(Excerpt from a dataset)
※ ※ ※
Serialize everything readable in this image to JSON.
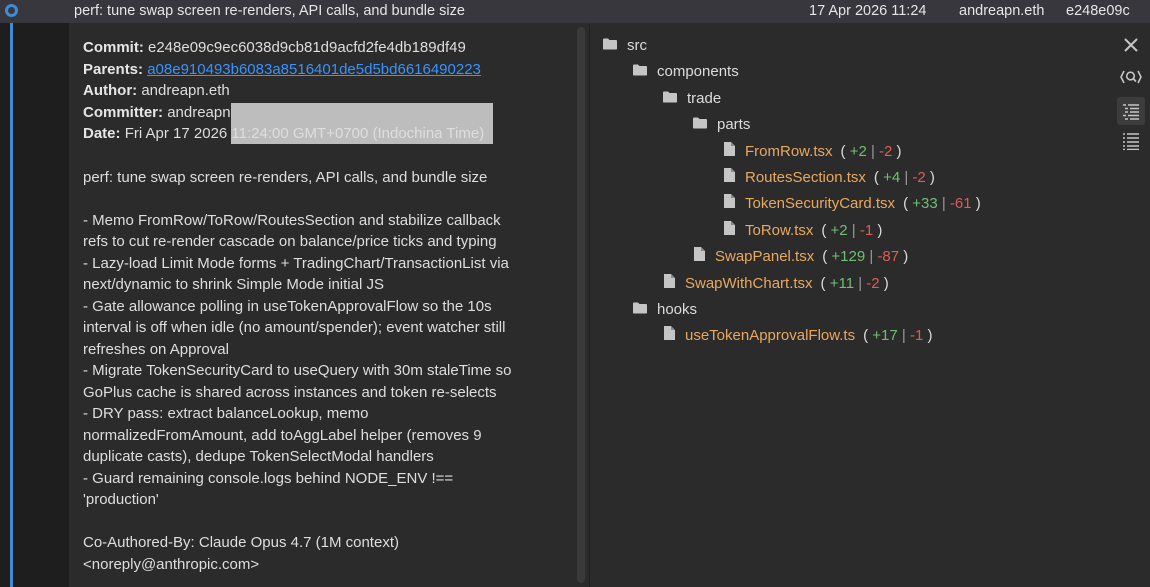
{
  "commit_row": {
    "message": "perf: tune swap screen re-renders, API calls, and bundle size",
    "date": "17 Apr 2026 11:24",
    "author": "andreapn.eth",
    "hash": "e248e09c"
  },
  "details": {
    "commit_label": "Commit:",
    "commit_value": "e248e09c9ec6038d9cb81d9acfd2fe4db189df49",
    "parents_label": "Parents:",
    "parents_value": "a08e910493b6083a8516401de5d5bd6616490223",
    "author_label": "Author:",
    "author_value": "andreapn.eth",
    "committer_label": "Committer:",
    "committer_value": "andreapn",
    "date_label": "Date:",
    "date_value": "Fri Apr 17 2026 11:24:00 GMT+0700 (Indochina Time)",
    "message_lines": [
      "perf: tune swap screen re-renders, API calls, and bundle size",
      "",
      "- Memo FromRow/ToRow/RoutesSection and stabilize callback",
      "refs to cut re-render cascade on balance/price ticks and typing",
      "- Lazy-load Limit Mode forms + TradingChart/TransactionList via",
      "next/dynamic to shrink Simple Mode initial JS",
      "- Gate allowance polling in useTokenApprovalFlow so the 10s",
      "interval is off when idle (no amount/spender); event watcher still",
      "refreshes on Approval",
      "- Migrate TokenSecurityCard to useQuery with 30m staleTime so",
      "GoPlus cache is shared across instances and token re-selects",
      "- DRY pass: extract balanceLookup, memo",
      "normalizedFromAmount, add toAggLabel helper (removes 9",
      "duplicate casts), dedupe TokenSelectModal handlers",
      "- Guard remaining console.logs behind NODE_ENV !==",
      "'production'",
      "",
      "Co-Authored-By: Claude Opus 4.7 (1M context)",
      "<noreply@anthropic.com>"
    ]
  },
  "file_tree": {
    "nodes": [
      {
        "type": "folder",
        "name": "src",
        "depth": 0
      },
      {
        "type": "folder",
        "name": "components",
        "depth": 1
      },
      {
        "type": "folder",
        "name": "trade",
        "depth": 2
      },
      {
        "type": "folder",
        "name": "parts",
        "depth": 3
      },
      {
        "type": "file",
        "name": "FromRow.tsx",
        "depth": 4,
        "added": "+2",
        "removed": "-2"
      },
      {
        "type": "file",
        "name": "RoutesSection.tsx",
        "depth": 4,
        "added": "+4",
        "removed": "-2"
      },
      {
        "type": "file",
        "name": "TokenSecurityCard.tsx",
        "depth": 4,
        "added": "+33",
        "removed": "-61"
      },
      {
        "type": "file",
        "name": "ToRow.tsx",
        "depth": 4,
        "added": "+2",
        "removed": "-1"
      },
      {
        "type": "file",
        "name": "SwapPanel.tsx",
        "depth": 3,
        "added": "+129",
        "removed": "-87"
      },
      {
        "type": "file",
        "name": "SwapWithChart.tsx",
        "depth": 2,
        "added": "+11",
        "removed": "-2"
      },
      {
        "type": "folder",
        "name": "hooks",
        "depth": 1
      },
      {
        "type": "file",
        "name": "useTokenApprovalFlow.ts",
        "depth": 2,
        "added": "+17",
        "removed": "-1"
      }
    ]
  },
  "toolbar": {
    "icons": [
      "close-icon",
      "search-regex-icon",
      "tree-view-icon",
      "list-view-icon"
    ]
  },
  "colors": {
    "graph": "#3f8bd5",
    "file_name": "#e8a860",
    "added": "#6fbf73",
    "removed": "#e05c50",
    "link": "#3794ff"
  }
}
※ ※ ※
**EXERCISE DIRECTIONS**
Check each line in the listing above for the string "calls", then report how many lines contain it, with no other text.

**RESULT OF THIS EXERCISE**
2